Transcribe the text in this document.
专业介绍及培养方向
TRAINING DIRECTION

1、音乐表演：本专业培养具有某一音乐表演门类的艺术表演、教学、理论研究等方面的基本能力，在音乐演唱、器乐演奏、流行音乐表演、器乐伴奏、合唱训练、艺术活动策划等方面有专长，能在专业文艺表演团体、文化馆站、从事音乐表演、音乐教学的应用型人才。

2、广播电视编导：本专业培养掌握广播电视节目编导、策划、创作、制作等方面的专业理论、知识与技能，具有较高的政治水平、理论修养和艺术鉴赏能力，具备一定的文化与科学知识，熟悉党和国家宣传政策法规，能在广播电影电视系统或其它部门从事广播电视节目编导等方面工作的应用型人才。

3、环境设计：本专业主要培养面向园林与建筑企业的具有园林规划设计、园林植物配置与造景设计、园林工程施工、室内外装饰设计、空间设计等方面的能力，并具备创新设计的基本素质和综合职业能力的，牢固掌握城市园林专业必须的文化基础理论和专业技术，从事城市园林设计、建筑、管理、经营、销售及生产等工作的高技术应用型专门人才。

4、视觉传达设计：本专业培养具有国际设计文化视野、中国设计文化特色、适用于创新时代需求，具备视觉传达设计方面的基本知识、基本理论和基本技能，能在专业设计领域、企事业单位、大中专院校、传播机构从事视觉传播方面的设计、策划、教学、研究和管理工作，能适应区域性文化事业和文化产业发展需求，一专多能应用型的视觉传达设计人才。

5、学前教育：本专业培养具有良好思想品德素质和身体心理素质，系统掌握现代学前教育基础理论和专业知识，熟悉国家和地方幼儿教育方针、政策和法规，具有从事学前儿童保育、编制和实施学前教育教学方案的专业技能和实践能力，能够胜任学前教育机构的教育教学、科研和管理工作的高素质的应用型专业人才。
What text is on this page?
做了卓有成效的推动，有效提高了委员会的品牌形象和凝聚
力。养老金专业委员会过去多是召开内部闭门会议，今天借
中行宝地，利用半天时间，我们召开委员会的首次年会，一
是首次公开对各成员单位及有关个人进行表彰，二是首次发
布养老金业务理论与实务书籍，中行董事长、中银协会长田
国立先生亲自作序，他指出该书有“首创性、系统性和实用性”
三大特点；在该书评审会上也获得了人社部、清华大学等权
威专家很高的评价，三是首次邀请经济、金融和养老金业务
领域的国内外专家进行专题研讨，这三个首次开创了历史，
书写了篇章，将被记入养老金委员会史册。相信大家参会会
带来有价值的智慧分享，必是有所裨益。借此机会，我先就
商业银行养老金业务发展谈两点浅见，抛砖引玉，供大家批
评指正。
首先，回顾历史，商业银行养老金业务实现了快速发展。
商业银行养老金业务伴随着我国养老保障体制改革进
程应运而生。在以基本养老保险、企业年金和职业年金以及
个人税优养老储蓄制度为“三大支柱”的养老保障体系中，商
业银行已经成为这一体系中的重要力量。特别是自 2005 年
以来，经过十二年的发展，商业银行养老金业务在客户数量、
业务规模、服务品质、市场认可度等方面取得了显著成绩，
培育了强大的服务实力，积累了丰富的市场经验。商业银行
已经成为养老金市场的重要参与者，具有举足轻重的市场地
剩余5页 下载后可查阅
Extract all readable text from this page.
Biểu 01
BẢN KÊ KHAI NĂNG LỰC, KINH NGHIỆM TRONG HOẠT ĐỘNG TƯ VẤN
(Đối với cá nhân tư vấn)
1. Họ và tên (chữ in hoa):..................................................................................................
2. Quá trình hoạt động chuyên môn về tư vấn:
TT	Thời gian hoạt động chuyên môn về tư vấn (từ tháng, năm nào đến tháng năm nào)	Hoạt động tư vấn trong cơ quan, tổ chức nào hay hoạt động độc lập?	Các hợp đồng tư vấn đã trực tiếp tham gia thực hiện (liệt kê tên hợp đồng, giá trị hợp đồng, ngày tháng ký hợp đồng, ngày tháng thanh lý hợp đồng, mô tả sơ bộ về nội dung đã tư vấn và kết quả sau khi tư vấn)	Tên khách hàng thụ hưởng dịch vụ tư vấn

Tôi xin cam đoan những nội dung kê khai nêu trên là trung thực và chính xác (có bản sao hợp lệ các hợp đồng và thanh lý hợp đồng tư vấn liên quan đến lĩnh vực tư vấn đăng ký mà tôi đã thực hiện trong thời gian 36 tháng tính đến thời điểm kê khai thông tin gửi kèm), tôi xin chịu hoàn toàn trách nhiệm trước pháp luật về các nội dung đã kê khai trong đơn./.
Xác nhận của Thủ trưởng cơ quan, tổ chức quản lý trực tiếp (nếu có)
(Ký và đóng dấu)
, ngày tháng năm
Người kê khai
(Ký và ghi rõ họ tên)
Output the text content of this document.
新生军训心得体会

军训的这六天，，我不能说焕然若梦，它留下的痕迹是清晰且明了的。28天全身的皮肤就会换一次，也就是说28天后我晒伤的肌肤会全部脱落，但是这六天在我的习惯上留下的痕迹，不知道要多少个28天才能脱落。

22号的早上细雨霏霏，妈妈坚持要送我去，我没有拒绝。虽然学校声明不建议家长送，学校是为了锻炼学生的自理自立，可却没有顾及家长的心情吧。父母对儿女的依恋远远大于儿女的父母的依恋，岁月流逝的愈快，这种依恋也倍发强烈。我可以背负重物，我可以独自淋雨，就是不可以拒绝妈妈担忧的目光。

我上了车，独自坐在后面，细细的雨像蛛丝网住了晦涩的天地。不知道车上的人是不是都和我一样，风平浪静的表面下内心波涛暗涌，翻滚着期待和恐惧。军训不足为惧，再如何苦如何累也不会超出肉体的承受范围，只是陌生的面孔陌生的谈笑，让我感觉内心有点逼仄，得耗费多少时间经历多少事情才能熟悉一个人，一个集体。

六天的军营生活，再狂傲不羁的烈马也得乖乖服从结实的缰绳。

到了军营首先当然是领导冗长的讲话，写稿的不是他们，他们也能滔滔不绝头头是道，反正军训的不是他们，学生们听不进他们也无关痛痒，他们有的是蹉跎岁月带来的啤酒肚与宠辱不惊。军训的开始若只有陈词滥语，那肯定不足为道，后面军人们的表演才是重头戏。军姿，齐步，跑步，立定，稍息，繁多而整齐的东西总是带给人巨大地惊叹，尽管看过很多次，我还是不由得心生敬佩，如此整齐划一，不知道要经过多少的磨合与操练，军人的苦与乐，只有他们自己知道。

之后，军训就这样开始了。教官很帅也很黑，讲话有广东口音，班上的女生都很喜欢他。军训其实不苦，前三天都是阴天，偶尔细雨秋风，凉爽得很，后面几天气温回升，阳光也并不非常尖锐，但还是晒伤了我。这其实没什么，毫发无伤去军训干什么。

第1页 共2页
----
## WRITTEN INSTRUCTION
Transcribe all the entries, keeping each one exactly as it is.

## ANSWER BELOW
Transcribe the text in this document.
专业介绍及培养方向
TRAINING DIRECTION

1、音乐表演：本专业培养具有某一音乐表演门类的艺术表演、教学、理论研究等方面的基本能力，在音乐演唱、器乐演奏、流行音乐表演、器乐伴奏、合唱训练、艺术活动策划等方面有专长，能在专业文艺表演团体、文化馆站、从事音乐表演、音乐教学的应用型人才。

2、广播电视编导：本专业培养掌握广播电视节目编导、策划、创作、制作等方面的专业理论、知识与技能，具有较高的政治水平、理论修养和艺术鉴赏能力，具备一定的文化与科学知识，熟悉党和国家宣传政策法规，能在广播电影电视系统或其它部门从事广播电视节目编导等方面工作的应用型人才。

3、环境设计：本专业主要培养面向园林与建筑企业的具有园林规划设计、园林植物配置与造景设计、园林工程施工、室内外装饰设计、空间设计等方面的能力，并具备创新设计的基本素质和综合职业能力的，牢固掌握城市园林专业必须的文化基础理论和专业技术，从事城市园林设计、建筑、管理、经营、销售及生产等工作的高技术应用型专门人才。

4、视觉传达设计：本专业培养具有国际设计文化视野、中国设计文化特色、适用于创新时代需求，具备视觉传达设计方面的基本知识、基本理论和基本技能，能在专业设计领域、企事业单位、大中专院校、传播机构从事视觉传播方面的设计、策划、教学、研究和管理工作，能适应区域性文化事业和文化产业发展需求，一专多能应用型的视觉传达设计人才。

5、学前教育：本专业培养具有良好思想品德素质和身体心理素质，系统掌握现代学前教育基础理论和专业知识，熟悉国家和地方幼儿教育方针、政策和法规，具有从事学前儿童保育、编制和实施学前教育教学方案的专业技能和实践能力，能够胜任学前教育机构的教育教学、科研和管理工作的高素质的应用型专业人才。
What text is on this page?
做了卓有成效的推动，有效提高了委员会的品牌形象和凝聚
力。养老金专业委员会过去多是召开内部闭门会议，今天借
中行宝地，利用半天时间，我们召开委员会的首次年会，一
是首次公开对各成员单位及有关个人进行表彰，二是首次发
布养老金业务理论与实务书籍，中行董事长、中银协会长田
国立先生亲自作序，他指出该书有“首创性、系统性和实用性”
三大特点；在该书评审会上也获得了人社部、清华大学等权
威专家很高的评价，三是首次邀请经济、金融和养老金业务
领域的国内外专家进行专题研讨，这三个首次开创了历史，
书写了篇章，将被记入养老金委员会史册。相信大家参会会
带来有价值的智慧分享，必是有所裨益。借此机会，我先就
商业银行养老金业务发展谈两点浅见，抛砖引玉，供大家批
评指正。
首先，回顾历史，商业银行养老金业务实现了快速发展。
商业银行养老金业务伴随着我国养老保障体制改革进
程应运而生。在以基本养老保险、企业年金和职业年金以及
个人税优养老储蓄制度为“三大支柱”的养老保障体系中，商
业银行已经成为这一体系中的重要力量。特别是自 2005 年
以来，经过十二年的发展，商业银行养老金业务在客户数量、
业务规模、服务品质、市场认可度等方面取得了显著成绩，
培育了强大的服务实力，积累了丰富的市场经验。商业银行
已经成为养老金市场的重要参与者，具有举足轻重的市场地
剩余5页 下载后可查阅
Extract all readable text from this page.
Biểu 01
BẢN KÊ KHAI NĂNG LỰC, KINH NGHIỆM TRONG HOẠT ĐỘNG TƯ VẤN
(Đối với cá nhân tư vấn)
1. Họ và tên (chữ in hoa):..................................................................................................
2. Quá trình hoạt động chuyên môn về tư vấn:
TT	Thời gian hoạt động chuyên môn về tư vấn (từ tháng, năm nào đến tháng năm nào)	Hoạt động tư vấn trong cơ quan, tổ chức nào hay hoạt động độc lập?	Các hợp đồng tư vấn đã trực tiếp tham gia thực hiện (liệt kê tên hợp đồng, giá trị hợp đồng, ngày tháng ký hợp đồng, ngày tháng thanh lý hợp đồng, mô tả sơ bộ về nội dung đã tư vấn và kết quả sau khi tư vấn)	Tên khách hàng thụ hưởng dịch vụ tư vấn

Tôi xin cam đoan những nội dung kê khai nêu trên là trung thực và chính xác (có bản sao hợp lệ các hợp đồng và thanh lý hợp đồng tư vấn liên quan đến lĩnh vực tư vấn đăng ký mà tôi đã thực hiện trong thời gian 36 tháng tính đến thời điểm kê khai thông tin gửi kèm), tôi xin chịu hoàn toàn trách nhiệm trước pháp luật về các nội dung đã kê khai trong đơn./.
Xác nhận của Thủ trưởng cơ quan, tổ chức quản lý trực tiếp (nếu có)
(Ký và đóng dấu)
, ngày tháng năm
Người kê khai
(Ký và ghi rõ họ tên)
Output the text content of this document.
新生军训心得体会

军训的这六天，，我不能说焕然若梦，它留下的痕迹是清晰且明了的。28天全身的皮肤就会换一次，也就是说28天后我晒伤的肌肤会全部脱落，但是这六天在我的习惯上留下的痕迹，不知道要多少个28天才能脱落。

22号的早上细雨霏霏，妈妈坚持要送我去，我没有拒绝。虽然学校声明不建议家长送，学校是为了锻炼学生的自理自立，可却没有顾及家长的心情吧。父母对儿女的依恋远远大于儿女的父母的依恋，岁月流逝的愈快，这种依恋也倍发强烈。我可以背负重物，我可以独自淋雨，就是不可以拒绝妈妈担忧的目光。

我上了车，独自坐在后面，细细的雨像蛛丝网住了晦涩的天地。不知道车上的人是不是都和我一样，风平浪静的表面下内心波涛暗涌，翻滚着期待和恐惧。军训不足为惧，再如何苦如何累也不会超出肉体的承受范围，只是陌生的面孔陌生的谈笑，让我感觉内心有点逼仄，得耗费多少时间经历多少事情才能熟悉一个人，一个集体。

六天的军营生活，再狂傲不羁的烈马也得乖乖服从结实的缰绳。

到了军营首先当然是领导冗长的讲话，写稿的不是他们，他们也能滔滔不绝头头是道，反正军训的不是他们，学生们听不进他们也无关痛痒，他们有的是蹉跎岁月带来的啤酒肚与宠辱不惊。军训的开始若只有陈词滥语，那肯定不足为道，后面军人们的表演才是重头戏。军姿，齐步，跑步，立定，稍息，繁多而整齐的东西总是带给人巨大地惊叹，尽管看过很多次，我还是不由得心生敬佩，如此整齐划一，不知道要经过多少的磨合与操练，军人的苦与乐，只有他们自己知道。

之后，军训就这样开始了。教官很帅也很黑，讲话有广东口音，班上的女生都很喜欢他。军训其实不苦，前三天都是阴天，偶尔细雨秋风，凉爽得很，后面几天气温回升，阳光也并不非常尖锐，但还是晒伤了我。这其实没什么，毫发无伤去军训干什么。

第1页 共2页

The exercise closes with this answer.